Short exercise: Will you write out every line of the material below, character for character, with nothing changed?

Element and coordinate records:
※

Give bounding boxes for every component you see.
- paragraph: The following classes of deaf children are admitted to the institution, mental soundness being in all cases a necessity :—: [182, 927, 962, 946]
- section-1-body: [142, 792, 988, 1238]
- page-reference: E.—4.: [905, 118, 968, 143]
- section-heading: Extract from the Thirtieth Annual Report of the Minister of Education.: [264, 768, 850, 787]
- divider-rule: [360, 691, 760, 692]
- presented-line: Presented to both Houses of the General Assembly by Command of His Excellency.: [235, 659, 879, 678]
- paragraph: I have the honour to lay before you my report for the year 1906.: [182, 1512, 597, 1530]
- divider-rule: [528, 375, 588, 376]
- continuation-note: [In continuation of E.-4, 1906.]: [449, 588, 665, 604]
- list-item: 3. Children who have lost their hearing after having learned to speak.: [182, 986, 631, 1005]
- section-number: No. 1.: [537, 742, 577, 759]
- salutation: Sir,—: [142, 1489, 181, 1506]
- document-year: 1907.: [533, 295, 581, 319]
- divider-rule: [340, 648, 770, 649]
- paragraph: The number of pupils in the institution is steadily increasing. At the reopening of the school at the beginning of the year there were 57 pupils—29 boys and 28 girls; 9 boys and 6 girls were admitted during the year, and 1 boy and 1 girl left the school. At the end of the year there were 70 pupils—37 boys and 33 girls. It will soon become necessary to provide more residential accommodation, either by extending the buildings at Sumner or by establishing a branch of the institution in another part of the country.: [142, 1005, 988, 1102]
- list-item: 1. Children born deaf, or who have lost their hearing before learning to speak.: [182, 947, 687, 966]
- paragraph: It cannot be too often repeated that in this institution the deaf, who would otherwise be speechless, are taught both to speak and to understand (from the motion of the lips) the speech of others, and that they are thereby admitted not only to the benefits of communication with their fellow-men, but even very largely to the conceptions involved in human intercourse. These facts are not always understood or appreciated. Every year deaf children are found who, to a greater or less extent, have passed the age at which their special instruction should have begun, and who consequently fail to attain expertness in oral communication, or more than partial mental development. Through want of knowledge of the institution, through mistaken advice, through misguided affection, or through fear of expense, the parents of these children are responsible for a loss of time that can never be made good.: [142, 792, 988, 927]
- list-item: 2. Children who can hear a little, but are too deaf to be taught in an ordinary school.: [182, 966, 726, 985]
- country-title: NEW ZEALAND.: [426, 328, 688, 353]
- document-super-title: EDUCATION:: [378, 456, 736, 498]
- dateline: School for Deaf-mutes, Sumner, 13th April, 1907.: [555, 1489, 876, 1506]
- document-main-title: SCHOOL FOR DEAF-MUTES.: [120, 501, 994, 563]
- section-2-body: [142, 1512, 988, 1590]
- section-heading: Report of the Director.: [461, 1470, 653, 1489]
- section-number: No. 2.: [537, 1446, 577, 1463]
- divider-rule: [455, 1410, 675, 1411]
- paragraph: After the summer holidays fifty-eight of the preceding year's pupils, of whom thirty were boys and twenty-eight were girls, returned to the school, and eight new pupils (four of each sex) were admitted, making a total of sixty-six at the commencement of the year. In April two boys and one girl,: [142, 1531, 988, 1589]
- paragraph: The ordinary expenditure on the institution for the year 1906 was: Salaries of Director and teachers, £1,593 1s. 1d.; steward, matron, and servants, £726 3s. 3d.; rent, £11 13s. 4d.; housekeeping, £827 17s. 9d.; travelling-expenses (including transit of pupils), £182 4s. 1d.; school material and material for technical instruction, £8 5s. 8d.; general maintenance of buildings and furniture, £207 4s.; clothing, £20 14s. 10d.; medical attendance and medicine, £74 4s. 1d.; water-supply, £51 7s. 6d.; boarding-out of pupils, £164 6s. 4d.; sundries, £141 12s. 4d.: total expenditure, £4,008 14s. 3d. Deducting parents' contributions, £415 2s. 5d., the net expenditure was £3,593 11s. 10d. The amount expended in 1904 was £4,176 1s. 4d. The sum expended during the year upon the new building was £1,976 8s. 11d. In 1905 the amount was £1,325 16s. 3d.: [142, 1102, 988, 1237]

※

Reply:
Give bounding boxes for every component you see.
- paragraph: The following classes of deaf children are admitted to the institution, mental soundness being in all cases a necessity :—: [182, 927, 962, 946]
- section-1-body: [142, 792, 988, 1238]
- page-reference: E.—4.: [905, 118, 968, 143]
- section-heading: Extract from the Thirtieth Annual Report of the Minister of Education.: [264, 768, 850, 787]
- divider-rule: [360, 691, 760, 692]
- presented-line: Presented to both Houses of the General Assembly by Command of His Excellency.: [235, 659, 879, 678]
- paragraph: I have the honour to lay before you my report for the year 1906.: [182, 1512, 597, 1530]
- divider-rule: [528, 375, 588, 376]
- continuation-note: [In continuation of E.-4, 1906.]: [449, 588, 665, 604]
- list-item: 3. Children who have lost their hearing after having learned to speak.: [182, 986, 631, 1005]
- section-number: No. 1.: [537, 742, 577, 759]
- salutation: Sir,—: [142, 1489, 181, 1506]
- document-year: 1907.: [533, 295, 581, 319]
- divider-rule: [340, 648, 770, 649]
- paragraph: The number of pupils in the institution is steadily increasing. At the reopening of the school at the beginning of the year there were 57 pupils—29 boys and 28 girls; 9 boys and 6 girls were admitted during the year, and 1 boy and 1 girl left the school. At the end of the year there were 70 pupils—37 boys and 33 girls. It will soon become necessary to provide more residential accommodation, either by extending the buildings at Sumner or by establishing a branch of the institution in another part of the country.: [142, 1005, 988, 1102]
- list-item: 1. Children born deaf, or who have lost their hearing before learning to speak.: [182, 947, 687, 966]
- paragraph: It cannot be too often repeated that in this institution the deaf, who would otherwise be speechless, are taught both to speak and to understand (from the motion of the lips) the speech of others, and that they are thereby admitted not only to the benefits of communication with their fellow-men, but even very largely to the conceptions involved in human intercourse. These facts are not always understood or appreciated. Every year deaf children are found who, to a greater or less extent, have passed the age at which their special instruction should have begun, and who consequently fail to attain expertness in oral communication, or more than partial mental development. Through want of knowledge of the institution, through mistaken advice, through misguided affection, or through fear of expense, the parents of these children are responsible for a loss of time that can never be made good.: [142, 792, 988, 927]
- list-item: 2. Children who can hear a little, but are too deaf to be taught in an ordinary school.: [182, 966, 726, 985]
- country-title: NEW ZEALAND.: [426, 328, 688, 353]
- document-super-title: EDUCATION:: [378, 456, 736, 498]
- dateline: School for Deaf-mutes, Sumner, 13th April, 1907.: [555, 1489, 876, 1506]
- document-main-title: SCHOOL FOR DEAF-MUTES.: [120, 501, 994, 563]
- section-2-body: [142, 1512, 988, 1590]
- section-heading: Report of the Director.: [461, 1470, 653, 1489]
- section-number: No. 2.: [537, 1446, 577, 1463]
- divider-rule: [455, 1410, 675, 1411]
- paragraph: After the summer holidays fifty-eight of the preceding year's pupils, of whom thirty were boys and twenty-eight were girls, returned to the school, and eight new pupils (four of each sex) were admitted, making a total of sixty-six at the commencement of the year. In April two boys and one girl,: [142, 1531, 988, 1589]
- paragraph: The ordinary expenditure on the institution for the year 1906 was: Salaries of Director and teachers, £1,593 1s. 1d.; steward, matron, and servants, £726 3s. 3d.; rent, £11 13s. 4d.; housekeeping, £827 17s. 9d.; travelling-expenses (including transit of pupils), £182 4s. 1d.; school material and material for technical instruction, £8 5s. 8d.; general maintenance of buildings and furniture, £207 4s.; clothing, £20 14s. 10d.; medical attendance and medicine, £74 4s. 1d.; water-supply, £51 7s. 6d.; boarding-out of pupils, £164 6s. 4d.; sundries, £141 12s. 4d.: total expenditure, £4,008 14s. 3d. Deducting parents' contributions, £415 2s. 5d., the net expenditure was £3,593 11s. 10d. The amount expended in 1904 was £4,176 1s. 4d. The sum expended during the year upon the new building was £1,976 8s. 11d. In 1905 the amount was £1,325 16s. 3d.: [142, 1102, 988, 1237]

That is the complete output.